§ What this task involves: What lines of the data include the string "subtitle"? Copy them all.

## start Information given

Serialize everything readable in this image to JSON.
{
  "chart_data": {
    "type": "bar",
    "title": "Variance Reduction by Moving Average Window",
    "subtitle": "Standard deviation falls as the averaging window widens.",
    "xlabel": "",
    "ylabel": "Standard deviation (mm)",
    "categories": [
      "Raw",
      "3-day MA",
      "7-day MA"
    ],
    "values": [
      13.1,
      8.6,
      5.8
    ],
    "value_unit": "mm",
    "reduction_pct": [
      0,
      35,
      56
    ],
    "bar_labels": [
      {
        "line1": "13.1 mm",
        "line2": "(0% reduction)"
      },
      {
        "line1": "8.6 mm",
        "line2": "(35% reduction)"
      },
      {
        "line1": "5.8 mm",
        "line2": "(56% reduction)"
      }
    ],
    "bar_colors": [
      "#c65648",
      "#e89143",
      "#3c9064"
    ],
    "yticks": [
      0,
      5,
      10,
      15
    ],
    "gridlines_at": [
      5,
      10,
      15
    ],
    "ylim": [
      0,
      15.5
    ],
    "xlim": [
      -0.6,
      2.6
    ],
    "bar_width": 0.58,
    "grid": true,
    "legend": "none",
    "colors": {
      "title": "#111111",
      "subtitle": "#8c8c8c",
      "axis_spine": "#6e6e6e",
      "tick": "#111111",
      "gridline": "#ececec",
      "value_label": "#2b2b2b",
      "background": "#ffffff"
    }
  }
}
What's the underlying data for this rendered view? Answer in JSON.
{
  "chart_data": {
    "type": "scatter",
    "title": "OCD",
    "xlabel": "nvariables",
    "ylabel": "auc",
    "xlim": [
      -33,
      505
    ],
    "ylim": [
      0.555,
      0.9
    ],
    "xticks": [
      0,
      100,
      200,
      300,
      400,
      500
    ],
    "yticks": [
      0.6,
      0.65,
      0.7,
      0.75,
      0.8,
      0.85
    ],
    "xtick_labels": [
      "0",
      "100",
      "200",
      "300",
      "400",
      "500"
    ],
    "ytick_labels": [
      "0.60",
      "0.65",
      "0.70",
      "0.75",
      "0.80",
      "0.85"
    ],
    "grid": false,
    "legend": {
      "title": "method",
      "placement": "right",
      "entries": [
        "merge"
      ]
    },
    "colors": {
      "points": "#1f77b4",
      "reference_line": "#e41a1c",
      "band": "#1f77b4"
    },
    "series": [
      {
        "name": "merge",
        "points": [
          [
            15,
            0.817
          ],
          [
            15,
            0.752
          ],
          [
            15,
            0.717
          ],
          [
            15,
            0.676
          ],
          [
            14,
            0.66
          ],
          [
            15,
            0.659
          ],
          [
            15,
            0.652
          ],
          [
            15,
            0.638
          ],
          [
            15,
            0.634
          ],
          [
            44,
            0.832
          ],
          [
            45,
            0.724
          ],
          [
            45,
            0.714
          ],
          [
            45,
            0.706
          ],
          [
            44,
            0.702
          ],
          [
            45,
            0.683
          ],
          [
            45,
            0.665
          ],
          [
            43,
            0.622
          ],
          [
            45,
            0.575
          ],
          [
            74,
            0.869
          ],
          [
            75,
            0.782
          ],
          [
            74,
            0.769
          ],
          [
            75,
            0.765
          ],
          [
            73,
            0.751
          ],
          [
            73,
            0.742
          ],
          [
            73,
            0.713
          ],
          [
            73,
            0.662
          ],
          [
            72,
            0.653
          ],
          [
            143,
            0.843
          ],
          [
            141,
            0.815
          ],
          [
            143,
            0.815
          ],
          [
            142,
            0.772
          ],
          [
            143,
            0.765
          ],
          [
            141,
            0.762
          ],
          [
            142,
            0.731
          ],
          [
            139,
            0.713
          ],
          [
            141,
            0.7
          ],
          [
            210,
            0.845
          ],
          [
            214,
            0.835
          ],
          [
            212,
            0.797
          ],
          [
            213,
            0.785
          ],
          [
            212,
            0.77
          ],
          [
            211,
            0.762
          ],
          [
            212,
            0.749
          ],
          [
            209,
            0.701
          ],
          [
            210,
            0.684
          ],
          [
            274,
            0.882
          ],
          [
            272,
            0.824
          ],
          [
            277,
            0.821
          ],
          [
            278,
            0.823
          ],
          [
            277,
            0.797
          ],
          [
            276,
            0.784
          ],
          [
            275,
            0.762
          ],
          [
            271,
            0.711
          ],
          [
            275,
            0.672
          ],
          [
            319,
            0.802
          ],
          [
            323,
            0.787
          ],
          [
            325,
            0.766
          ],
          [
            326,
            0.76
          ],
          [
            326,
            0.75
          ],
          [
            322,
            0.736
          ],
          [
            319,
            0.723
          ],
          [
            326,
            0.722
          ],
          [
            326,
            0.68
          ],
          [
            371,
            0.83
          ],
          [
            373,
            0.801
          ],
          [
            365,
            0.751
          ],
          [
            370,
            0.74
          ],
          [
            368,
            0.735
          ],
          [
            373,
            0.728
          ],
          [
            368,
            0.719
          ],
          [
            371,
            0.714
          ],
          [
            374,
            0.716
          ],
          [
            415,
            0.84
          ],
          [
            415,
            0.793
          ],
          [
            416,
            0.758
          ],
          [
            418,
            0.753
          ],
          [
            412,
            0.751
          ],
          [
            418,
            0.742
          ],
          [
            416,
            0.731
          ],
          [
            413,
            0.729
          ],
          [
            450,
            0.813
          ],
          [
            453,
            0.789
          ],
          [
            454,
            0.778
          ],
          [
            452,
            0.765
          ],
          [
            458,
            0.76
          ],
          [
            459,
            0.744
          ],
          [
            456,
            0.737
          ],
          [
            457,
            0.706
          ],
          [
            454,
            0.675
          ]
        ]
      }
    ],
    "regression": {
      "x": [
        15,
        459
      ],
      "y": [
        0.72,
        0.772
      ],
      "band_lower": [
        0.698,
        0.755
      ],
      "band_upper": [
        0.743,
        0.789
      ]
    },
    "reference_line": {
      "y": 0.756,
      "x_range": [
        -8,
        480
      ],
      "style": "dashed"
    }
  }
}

## end Information given

§ Expected output:
    "subtitle": "Standard deviation falls as the averaging window widens.",
      "subtitle": "#8c8c8c",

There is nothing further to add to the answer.